## BEGIN SOURCE DATA

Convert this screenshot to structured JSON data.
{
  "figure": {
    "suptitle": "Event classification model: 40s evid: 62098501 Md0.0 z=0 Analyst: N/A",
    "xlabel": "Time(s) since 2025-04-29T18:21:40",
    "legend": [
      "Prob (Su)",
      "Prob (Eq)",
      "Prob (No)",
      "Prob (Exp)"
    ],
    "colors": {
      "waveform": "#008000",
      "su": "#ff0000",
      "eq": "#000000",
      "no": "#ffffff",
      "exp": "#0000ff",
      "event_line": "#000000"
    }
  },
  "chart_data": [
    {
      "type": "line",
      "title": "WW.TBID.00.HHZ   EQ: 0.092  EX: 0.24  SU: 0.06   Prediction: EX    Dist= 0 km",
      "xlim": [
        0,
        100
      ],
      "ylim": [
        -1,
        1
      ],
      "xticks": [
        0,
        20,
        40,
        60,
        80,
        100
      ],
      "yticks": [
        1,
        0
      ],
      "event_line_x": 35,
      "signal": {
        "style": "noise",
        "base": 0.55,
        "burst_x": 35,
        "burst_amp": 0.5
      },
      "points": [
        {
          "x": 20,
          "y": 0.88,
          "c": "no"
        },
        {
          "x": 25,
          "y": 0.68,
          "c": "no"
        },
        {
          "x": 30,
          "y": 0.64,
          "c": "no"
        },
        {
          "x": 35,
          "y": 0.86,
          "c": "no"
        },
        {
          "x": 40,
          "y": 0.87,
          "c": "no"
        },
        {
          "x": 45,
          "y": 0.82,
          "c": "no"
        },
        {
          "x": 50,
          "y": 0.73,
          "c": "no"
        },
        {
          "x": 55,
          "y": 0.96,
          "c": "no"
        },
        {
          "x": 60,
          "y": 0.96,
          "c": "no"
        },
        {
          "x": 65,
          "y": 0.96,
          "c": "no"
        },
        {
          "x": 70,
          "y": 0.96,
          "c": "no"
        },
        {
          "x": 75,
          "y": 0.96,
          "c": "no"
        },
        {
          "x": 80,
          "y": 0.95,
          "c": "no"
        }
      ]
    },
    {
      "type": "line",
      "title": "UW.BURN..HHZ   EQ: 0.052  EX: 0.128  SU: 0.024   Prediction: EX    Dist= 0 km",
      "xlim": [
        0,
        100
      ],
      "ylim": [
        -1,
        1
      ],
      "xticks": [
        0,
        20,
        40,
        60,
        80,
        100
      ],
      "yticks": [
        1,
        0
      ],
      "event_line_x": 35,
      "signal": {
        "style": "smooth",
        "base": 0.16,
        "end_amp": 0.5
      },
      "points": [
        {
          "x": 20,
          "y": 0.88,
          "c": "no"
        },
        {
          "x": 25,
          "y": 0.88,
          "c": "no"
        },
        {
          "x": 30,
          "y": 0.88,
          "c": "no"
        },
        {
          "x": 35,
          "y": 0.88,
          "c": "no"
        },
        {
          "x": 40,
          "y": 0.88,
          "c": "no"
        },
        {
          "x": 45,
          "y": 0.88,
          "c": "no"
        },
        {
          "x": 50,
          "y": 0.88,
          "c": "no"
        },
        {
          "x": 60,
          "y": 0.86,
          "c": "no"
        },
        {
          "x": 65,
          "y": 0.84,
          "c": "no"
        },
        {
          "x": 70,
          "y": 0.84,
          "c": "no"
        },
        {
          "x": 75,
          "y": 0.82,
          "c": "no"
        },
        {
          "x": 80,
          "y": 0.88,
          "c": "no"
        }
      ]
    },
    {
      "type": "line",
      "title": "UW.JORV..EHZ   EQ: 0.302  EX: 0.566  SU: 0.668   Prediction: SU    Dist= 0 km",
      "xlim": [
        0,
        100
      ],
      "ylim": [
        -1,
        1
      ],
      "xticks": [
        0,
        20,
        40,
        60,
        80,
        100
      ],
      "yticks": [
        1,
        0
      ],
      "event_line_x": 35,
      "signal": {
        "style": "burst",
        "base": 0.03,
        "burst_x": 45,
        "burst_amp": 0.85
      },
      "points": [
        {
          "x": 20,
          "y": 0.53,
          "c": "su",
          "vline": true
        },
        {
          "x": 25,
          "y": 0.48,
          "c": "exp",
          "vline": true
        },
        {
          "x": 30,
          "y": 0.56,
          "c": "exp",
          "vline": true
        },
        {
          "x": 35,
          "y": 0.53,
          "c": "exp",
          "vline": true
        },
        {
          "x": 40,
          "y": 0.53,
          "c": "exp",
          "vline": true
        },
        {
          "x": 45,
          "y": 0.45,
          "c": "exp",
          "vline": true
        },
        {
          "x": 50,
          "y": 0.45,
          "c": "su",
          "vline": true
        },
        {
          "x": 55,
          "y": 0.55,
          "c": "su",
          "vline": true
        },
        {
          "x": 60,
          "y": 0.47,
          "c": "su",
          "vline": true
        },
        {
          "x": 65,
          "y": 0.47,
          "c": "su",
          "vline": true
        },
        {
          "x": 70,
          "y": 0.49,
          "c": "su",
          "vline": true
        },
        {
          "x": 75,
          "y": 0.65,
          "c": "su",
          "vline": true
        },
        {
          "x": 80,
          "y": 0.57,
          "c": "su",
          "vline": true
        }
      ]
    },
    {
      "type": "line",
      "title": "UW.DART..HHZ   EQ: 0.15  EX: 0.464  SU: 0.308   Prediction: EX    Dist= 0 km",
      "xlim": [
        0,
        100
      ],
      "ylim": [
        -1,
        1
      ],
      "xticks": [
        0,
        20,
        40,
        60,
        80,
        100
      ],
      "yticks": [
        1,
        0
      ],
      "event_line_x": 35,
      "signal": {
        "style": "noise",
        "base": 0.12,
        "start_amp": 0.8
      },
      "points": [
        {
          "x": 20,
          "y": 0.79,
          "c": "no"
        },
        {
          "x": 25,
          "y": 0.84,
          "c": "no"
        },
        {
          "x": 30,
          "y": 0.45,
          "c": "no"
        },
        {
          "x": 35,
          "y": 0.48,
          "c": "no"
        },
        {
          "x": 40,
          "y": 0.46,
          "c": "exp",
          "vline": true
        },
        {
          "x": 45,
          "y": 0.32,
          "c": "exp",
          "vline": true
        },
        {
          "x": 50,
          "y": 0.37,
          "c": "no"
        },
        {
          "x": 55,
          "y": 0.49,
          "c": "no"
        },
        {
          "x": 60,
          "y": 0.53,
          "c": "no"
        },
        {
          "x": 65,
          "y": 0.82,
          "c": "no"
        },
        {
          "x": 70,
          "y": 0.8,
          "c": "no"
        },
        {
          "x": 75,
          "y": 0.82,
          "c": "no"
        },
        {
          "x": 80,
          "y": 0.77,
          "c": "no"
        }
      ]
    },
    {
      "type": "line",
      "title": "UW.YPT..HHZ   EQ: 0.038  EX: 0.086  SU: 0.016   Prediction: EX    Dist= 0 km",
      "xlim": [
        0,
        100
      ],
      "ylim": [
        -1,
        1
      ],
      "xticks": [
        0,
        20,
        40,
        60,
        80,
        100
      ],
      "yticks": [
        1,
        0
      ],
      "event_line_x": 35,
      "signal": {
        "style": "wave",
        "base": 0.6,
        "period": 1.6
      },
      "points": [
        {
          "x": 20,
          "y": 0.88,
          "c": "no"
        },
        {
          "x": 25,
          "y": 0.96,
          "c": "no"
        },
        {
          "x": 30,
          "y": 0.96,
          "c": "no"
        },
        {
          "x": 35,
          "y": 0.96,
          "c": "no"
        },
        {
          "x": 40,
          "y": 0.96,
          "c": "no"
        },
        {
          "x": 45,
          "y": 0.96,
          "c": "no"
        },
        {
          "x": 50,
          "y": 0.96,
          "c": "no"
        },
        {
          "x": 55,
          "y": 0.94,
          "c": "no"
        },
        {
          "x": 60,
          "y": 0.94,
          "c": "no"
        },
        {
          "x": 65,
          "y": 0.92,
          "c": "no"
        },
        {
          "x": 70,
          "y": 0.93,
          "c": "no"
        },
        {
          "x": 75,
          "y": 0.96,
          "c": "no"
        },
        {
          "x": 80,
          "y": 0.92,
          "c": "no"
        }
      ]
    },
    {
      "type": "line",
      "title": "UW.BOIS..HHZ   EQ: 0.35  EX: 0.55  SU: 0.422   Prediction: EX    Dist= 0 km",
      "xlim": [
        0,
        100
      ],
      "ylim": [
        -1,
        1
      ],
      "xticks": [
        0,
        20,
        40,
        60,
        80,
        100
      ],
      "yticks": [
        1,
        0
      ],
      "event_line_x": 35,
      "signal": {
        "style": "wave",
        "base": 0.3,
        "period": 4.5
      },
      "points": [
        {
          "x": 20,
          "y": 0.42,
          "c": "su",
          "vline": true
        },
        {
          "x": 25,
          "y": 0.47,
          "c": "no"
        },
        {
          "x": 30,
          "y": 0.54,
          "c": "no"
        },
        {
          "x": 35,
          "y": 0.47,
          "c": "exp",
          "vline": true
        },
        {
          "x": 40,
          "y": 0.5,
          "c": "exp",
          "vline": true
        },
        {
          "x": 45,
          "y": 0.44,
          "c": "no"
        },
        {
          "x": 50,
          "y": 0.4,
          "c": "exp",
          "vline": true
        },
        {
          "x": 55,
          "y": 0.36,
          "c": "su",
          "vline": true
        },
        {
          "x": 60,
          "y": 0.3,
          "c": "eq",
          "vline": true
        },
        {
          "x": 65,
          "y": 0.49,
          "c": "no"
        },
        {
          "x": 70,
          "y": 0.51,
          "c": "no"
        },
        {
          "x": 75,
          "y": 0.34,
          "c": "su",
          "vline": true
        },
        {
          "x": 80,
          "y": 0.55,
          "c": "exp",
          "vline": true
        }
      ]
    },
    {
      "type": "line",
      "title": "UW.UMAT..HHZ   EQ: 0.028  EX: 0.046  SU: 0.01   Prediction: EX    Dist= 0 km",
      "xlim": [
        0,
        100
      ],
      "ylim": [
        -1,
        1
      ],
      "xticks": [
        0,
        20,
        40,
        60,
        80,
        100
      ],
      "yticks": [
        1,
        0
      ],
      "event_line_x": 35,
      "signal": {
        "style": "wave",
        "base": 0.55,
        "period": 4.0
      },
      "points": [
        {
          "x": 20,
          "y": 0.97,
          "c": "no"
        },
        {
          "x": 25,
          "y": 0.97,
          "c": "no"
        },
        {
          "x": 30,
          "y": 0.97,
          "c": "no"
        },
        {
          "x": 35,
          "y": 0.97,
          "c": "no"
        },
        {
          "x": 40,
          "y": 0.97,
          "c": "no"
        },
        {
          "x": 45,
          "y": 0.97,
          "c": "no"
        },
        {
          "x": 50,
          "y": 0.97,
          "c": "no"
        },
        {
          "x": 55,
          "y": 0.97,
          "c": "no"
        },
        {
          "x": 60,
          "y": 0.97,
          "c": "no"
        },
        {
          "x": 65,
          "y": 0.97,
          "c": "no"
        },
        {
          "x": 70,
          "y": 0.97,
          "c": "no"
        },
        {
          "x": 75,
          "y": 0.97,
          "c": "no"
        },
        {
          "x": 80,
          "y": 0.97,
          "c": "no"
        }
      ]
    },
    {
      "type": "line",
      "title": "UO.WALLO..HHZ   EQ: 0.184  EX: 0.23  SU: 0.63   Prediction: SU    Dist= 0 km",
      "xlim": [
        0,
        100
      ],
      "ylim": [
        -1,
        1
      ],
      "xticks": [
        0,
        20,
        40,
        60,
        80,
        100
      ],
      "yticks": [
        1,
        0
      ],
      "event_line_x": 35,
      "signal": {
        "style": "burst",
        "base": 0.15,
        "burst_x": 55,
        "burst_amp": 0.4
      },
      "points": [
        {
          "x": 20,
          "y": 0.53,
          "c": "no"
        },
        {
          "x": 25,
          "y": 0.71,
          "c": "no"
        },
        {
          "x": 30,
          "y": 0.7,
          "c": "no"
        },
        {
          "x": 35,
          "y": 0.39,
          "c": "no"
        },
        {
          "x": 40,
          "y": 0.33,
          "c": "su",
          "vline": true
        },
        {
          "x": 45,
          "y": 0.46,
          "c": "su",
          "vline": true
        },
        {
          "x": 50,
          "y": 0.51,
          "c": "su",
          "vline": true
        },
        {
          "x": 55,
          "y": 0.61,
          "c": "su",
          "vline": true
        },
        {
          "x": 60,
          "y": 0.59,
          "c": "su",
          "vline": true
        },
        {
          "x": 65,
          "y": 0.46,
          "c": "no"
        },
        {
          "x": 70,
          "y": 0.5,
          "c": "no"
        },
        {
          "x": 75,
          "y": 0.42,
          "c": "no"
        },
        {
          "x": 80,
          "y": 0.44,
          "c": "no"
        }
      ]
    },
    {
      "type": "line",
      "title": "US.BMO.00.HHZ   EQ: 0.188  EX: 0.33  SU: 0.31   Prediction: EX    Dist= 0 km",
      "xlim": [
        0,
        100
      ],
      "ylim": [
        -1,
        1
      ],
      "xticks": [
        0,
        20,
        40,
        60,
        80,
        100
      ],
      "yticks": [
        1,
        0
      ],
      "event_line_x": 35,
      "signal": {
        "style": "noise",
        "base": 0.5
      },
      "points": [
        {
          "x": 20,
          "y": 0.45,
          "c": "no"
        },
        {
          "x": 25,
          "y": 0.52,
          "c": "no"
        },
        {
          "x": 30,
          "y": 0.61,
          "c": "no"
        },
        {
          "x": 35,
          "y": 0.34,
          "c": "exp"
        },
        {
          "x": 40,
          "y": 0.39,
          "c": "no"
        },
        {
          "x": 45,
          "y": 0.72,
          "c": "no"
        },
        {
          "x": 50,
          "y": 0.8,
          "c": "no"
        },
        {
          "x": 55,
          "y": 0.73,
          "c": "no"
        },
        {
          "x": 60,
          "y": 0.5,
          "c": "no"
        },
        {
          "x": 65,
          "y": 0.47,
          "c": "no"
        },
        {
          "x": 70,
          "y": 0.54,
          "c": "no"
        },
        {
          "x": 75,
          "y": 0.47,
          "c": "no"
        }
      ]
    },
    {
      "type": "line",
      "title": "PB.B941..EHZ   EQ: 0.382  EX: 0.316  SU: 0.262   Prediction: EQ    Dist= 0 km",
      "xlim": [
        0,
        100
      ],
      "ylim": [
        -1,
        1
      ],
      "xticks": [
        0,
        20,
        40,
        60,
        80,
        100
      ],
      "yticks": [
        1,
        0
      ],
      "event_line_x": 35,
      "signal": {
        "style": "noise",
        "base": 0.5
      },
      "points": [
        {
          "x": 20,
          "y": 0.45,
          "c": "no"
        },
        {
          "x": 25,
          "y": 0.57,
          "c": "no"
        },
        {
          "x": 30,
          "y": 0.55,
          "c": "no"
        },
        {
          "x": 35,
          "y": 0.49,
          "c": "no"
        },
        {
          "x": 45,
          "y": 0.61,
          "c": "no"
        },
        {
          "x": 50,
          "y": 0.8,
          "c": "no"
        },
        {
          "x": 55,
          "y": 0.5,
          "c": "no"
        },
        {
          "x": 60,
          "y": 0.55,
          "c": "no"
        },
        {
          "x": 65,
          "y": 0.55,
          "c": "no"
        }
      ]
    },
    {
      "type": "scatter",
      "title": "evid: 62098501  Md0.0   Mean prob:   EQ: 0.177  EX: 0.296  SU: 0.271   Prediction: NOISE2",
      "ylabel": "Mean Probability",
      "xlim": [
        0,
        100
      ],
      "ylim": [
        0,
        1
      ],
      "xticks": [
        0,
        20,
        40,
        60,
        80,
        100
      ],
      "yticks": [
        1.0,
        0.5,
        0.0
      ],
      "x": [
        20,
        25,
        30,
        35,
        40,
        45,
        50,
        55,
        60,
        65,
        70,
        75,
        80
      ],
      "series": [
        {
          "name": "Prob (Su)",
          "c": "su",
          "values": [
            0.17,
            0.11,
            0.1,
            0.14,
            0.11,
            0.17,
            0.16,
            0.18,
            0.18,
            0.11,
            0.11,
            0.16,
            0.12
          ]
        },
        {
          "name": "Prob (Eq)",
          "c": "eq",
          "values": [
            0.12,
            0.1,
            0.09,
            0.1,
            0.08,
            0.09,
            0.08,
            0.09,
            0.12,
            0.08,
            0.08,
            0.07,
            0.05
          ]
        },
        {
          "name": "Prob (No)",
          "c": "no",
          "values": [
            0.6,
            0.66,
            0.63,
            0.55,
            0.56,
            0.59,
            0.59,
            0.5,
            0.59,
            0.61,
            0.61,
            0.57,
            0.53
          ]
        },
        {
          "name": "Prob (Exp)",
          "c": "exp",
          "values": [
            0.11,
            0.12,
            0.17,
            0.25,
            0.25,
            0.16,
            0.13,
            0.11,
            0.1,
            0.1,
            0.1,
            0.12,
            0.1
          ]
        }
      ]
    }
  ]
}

## END SOURCE DATA

• [EXERCISE OBJECTIVE] Gather up the lines containing the word "Mean" from these records and copy them.

• [TASK RESULT]
      "title": "evid: 62098501  Md0.0   Mean prob:   EQ: 0.177  EX: 0.296  SU: 0.271   Prediction: NOISE2",
      "ylabel": "Mean Probability",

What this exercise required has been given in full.